▸ **AIM**
In the listing below, how many lines contain the word "periodic"? Please respond with the number only.

▸ **PROVIDED RECORDS**

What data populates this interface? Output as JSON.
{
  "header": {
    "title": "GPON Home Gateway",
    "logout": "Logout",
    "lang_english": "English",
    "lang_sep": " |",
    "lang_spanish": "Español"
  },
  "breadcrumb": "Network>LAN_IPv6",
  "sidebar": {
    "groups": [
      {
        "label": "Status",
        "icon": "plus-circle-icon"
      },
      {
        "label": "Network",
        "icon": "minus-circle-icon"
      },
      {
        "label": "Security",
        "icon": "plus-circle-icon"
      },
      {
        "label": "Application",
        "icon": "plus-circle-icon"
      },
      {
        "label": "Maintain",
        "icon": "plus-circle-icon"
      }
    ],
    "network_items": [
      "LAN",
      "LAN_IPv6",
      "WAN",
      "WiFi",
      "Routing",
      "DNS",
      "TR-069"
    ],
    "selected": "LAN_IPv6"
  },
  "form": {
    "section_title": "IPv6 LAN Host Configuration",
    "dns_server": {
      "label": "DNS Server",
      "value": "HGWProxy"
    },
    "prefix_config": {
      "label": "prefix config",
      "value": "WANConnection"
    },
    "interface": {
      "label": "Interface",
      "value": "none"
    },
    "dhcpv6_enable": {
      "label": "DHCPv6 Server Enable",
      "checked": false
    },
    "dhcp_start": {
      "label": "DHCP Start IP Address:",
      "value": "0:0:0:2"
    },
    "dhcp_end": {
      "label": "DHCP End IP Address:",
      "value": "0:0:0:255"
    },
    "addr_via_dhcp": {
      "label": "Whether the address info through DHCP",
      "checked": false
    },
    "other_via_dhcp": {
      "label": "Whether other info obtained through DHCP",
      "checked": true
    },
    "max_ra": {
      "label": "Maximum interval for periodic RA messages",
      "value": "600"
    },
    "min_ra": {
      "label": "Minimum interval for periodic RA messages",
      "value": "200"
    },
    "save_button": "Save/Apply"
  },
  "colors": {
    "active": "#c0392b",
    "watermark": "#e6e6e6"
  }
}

▸ **REPLY TO THE TASK**
2